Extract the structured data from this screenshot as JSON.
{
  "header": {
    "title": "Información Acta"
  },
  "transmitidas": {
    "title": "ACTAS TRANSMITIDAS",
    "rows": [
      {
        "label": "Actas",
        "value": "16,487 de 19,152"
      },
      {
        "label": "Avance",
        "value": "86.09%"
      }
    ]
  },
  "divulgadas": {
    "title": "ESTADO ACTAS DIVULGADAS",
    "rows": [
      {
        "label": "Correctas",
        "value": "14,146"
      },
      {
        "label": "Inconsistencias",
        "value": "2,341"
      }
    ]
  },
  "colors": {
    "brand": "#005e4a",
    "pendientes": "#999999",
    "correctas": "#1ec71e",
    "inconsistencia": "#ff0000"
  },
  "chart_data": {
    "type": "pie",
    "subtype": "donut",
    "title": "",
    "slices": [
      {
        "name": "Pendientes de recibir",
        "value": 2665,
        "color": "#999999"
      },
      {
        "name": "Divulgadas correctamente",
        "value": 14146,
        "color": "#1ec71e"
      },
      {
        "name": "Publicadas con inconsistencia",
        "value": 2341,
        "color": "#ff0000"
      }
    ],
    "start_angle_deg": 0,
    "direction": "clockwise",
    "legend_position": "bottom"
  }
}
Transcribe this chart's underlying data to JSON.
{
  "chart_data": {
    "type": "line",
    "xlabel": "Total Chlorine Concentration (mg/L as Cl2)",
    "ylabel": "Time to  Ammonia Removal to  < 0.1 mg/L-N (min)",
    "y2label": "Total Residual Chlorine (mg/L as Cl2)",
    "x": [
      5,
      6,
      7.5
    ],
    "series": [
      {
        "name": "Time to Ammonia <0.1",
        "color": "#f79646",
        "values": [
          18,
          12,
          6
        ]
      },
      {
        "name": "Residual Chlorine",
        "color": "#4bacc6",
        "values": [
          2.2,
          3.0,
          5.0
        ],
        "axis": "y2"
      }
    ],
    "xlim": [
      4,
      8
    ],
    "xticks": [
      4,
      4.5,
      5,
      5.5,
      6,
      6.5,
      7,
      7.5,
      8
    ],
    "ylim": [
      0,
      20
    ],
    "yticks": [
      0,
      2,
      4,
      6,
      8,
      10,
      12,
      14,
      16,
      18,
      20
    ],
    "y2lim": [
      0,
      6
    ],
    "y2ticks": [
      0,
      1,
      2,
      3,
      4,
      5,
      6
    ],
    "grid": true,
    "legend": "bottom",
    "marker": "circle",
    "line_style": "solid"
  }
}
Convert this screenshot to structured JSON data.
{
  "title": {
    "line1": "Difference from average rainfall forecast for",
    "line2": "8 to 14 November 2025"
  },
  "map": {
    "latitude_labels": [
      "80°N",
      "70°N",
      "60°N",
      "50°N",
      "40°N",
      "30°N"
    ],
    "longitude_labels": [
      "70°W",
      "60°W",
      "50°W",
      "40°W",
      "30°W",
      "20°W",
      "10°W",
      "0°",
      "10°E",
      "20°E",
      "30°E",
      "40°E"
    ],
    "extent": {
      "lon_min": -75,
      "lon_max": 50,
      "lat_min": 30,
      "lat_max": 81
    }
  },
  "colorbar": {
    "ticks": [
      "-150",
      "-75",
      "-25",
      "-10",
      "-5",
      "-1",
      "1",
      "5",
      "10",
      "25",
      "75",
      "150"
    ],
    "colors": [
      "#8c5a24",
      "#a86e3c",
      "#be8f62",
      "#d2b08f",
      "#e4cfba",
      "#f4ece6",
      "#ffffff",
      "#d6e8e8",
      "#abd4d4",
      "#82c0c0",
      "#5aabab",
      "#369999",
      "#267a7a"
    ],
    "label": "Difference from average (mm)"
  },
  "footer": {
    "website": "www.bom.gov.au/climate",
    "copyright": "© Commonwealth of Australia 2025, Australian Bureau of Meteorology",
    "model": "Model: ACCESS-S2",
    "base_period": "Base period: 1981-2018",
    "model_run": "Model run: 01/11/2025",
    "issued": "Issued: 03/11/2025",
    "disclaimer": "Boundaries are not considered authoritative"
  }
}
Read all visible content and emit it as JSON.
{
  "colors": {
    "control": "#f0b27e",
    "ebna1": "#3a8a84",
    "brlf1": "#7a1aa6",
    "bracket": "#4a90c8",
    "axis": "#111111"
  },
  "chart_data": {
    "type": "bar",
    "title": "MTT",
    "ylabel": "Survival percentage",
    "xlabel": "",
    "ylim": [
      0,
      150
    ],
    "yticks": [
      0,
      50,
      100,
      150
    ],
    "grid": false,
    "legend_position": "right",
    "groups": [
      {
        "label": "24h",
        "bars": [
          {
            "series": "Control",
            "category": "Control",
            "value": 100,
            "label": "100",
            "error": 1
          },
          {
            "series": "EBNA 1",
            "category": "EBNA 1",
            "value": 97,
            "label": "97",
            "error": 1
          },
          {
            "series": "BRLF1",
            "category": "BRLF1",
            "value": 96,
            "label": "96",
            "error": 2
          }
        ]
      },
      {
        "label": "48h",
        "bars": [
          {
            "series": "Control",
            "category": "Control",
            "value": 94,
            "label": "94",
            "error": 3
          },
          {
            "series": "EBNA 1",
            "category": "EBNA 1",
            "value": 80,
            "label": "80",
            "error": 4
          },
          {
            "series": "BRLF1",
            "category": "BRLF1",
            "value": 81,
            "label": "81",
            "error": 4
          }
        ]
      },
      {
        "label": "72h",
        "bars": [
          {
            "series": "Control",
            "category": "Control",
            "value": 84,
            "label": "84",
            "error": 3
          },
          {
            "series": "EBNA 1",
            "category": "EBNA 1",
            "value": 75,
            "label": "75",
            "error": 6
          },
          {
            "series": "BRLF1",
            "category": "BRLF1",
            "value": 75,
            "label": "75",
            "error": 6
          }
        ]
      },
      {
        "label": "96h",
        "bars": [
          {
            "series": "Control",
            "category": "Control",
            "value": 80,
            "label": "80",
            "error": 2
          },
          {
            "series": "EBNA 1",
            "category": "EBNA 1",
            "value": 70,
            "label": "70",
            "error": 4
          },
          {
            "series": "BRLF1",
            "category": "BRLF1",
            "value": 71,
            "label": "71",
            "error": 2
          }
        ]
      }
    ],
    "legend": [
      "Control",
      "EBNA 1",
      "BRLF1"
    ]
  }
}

++++

▶ _GIVEN TASK_
Repeat every line of the material exactly as given.

▶ _THE REPLY_
Extract the structured data from this screenshot as JSON.
{
  "header": {
    "title": "Información Acta"
  },
  "transmitidas": {
    "title": "ACTAS TRANSMITIDAS",
    "rows": [
      {
        "label": "Actas",
        "value": "16,487 de 19,152"
      },
      {
        "label": "Avance",
        "value": "86.09%"
      }
    ]
  },
  "divulgadas": {
    "title": "ESTADO ACTAS DIVULGADAS",
    "rows": [
      {
        "label": "Correctas",
        "value": "14,146"
      },
      {
        "label": "Inconsistencias",
        "value": "2,341"
      }
    ]
  },
  "colors": {
    "brand": "#005e4a",
    "pendientes": "#999999",
    "correctas": "#1ec71e",
    "inconsistencia": "#ff0000"
  },
  "chart_data": {
    "type": "pie",
    "subtype": "donut",
    "title": "",
    "slices": [
      {
        "name": "Pendientes de recibir",
        "value": 2665,
        "color": "#999999"
      },
      {
        "name": "Divulgadas correctamente",
        "value": 14146,
        "color": "#1ec71e"
      },
      {
        "name": "Publicadas con inconsistencia",
        "value": 2341,
        "color": "#ff0000"
      }
    ],
    "start_angle_deg": 0,
    "direction": "clockwise",
    "legend_position": "bottom"
  }
}
Transcribe this chart's underlying data to JSON.
{
  "chart_data": {
    "type": "line",
    "xlabel": "Total Chlorine Concentration (mg/L as Cl2)",
    "ylabel": "Time to  Ammonia Removal to  < 0.1 mg/L-N (min)",
    "y2label": "Total Residual Chlorine (mg/L as Cl2)",
    "x": [
      5,
      6,
      7.5
    ],
    "series": [
      {
        "name": "Time to Ammonia <0.1",
        "color": "#f79646",
        "values": [
          18,
          12,
          6
        ]
      },
      {
        "name": "Residual Chlorine",
        "color": "#4bacc6",
        "values": [
          2.2,
          3.0,
          5.0
        ],
        "axis": "y2"
      }
    ],
    "xlim": [
      4,
      8
    ],
    "xticks": [
      4,
      4.5,
      5,
      5.5,
      6,
      6.5,
      7,
      7.5,
      8
    ],
    "ylim": [
      0,
      20
    ],
    "yticks": [
      0,
      2,
      4,
      6,
      8,
      10,
      12,
      14,
      16,
      18,
      20
    ],
    "y2lim": [
      0,
      6
    ],
    "y2ticks": [
      0,
      1,
      2,
      3,
      4,
      5,
      6
    ],
    "grid": true,
    "legend": "bottom",
    "marker": "circle",
    "line_style": "solid"
  }
}
Convert this screenshot to structured JSON data.
{
  "title": {
    "line1": "Difference from average rainfall forecast for",
    "line2": "8 to 14 November 2025"
  },
  "map": {
    "latitude_labels": [
      "80°N",
      "70°N",
      "60°N",
      "50°N",
      "40°N",
      "30°N"
    ],
    "longitude_labels": [
      "70°W",
      "60°W",
      "50°W",
      "40°W",
      "30°W",
      "20°W",
      "10°W",
      "0°",
      "10°E",
      "20°E",
      "30°E",
      "40°E"
    ],
    "extent": {
      "lon_min": -75,
      "lon_max": 50,
      "lat_min": 30,
      "lat_max": 81
    }
  },
  "colorbar": {
    "ticks": [
      "-150",
      "-75",
      "-25",
      "-10",
      "-5",
      "-1",
      "1",
      "5",
      "10",
      "25",
      "75",
      "150"
    ],
    "colors": [
      "#8c5a24",
      "#a86e3c",
      "#be8f62",
      "#d2b08f",
      "#e4cfba",
      "#f4ece6",
      "#ffffff",
      "#d6e8e8",
      "#abd4d4",
      "#82c0c0",
      "#5aabab",
      "#369999",
      "#267a7a"
    ],
    "label": "Difference from average (mm)"
  },
  "footer": {
    "website": "www.bom.gov.au/climate",
    "copyright": "© Commonwealth of Australia 2025, Australian Bureau of Meteorology",
    "model": "Model: ACCESS-S2",
    "base_period": "Base period: 1981-2018",
    "model_run": "Model run: 01/11/2025",
    "issued": "Issued: 03/11/2025",
    "disclaimer": "Boundaries are not considered authoritative"
  }
}
Read all visible content and emit it as JSON.
{
  "colors": {
    "control": "#f0b27e",
    "ebna1": "#3a8a84",
    "brlf1": "#7a1aa6",
    "bracket": "#4a90c8",
    "axis": "#111111"
  },
  "chart_data": {
    "type": "bar",
    "title": "MTT",
    "ylabel": "Survival percentage",
    "xlabel": "",
    "ylim": [
      0,
      150
    ],
    "yticks": [
      0,
      50,
      100,
      150
    ],
    "grid": false,
    "legend_position": "right",
    "groups": [
      {
        "label": "24h",
        "bars": [
          {
            "series": "Control",
            "category": "Control",
            "value": 100,
            "label": "100",
            "error": 1
          },
          {
            "series": "EBNA 1",
            "category": "EBNA 1",
            "value": 97,
            "label": "97",
            "error": 1
          },
          {
            "series": "BRLF1",
            "category": "BRLF1",
            "value": 96,
            "label": "96",
            "error": 2
          }
        ]
      },
      {
        "label": "48h",
        "bars": [
          {
            "series": "Control",
            "category": "Control",
            "value": 94,
            "label": "94",
            "error": 3
          },
          {
            "series": "EBNA 1",
            "category": "EBNA 1",
            "value": 80,
            "label": "80",
            "error": 4
          },
          {
            "series": "BRLF1",
            "category": "BRLF1",
            "value": 81,
            "label": "81",
            "error": 4
          }
        ]
      },
      {
        "label": "72h",
        "bars": [
          {
            "series": "Control",
            "category": "Control",
            "value": 84,
            "label": "84",
            "error": 3
          },
          {
            "series": "EBNA 1",
            "category": "EBNA 1",
            "value": 75,
            "label": "75",
            "error": 6
          },
          {
            "series": "BRLF1",
            "category": "BRLF1",
            "value": 75,
            "label": "75",
            "error": 6
          }
        ]
      },
      {
        "label": "96h",
        "bars": [
          {
            "series": "Control",
            "category": "Control",
            "value": 80,
            "label": "80",
            "error": 2
          },
          {
            "series": "EBNA 1",
            "category": "EBNA 1",
            "value": 70,
            "label": "70",
            "error": 4
          },
          {
            "series": "BRLF1",
            "category": "BRLF1",
            "value": 71,
            "label": "71",
            "error": 2
          }
        ]
      }
    ],
    "legend": [
      "Control",
      "EBNA 1",
      "BRLF1"
    ]
  }
}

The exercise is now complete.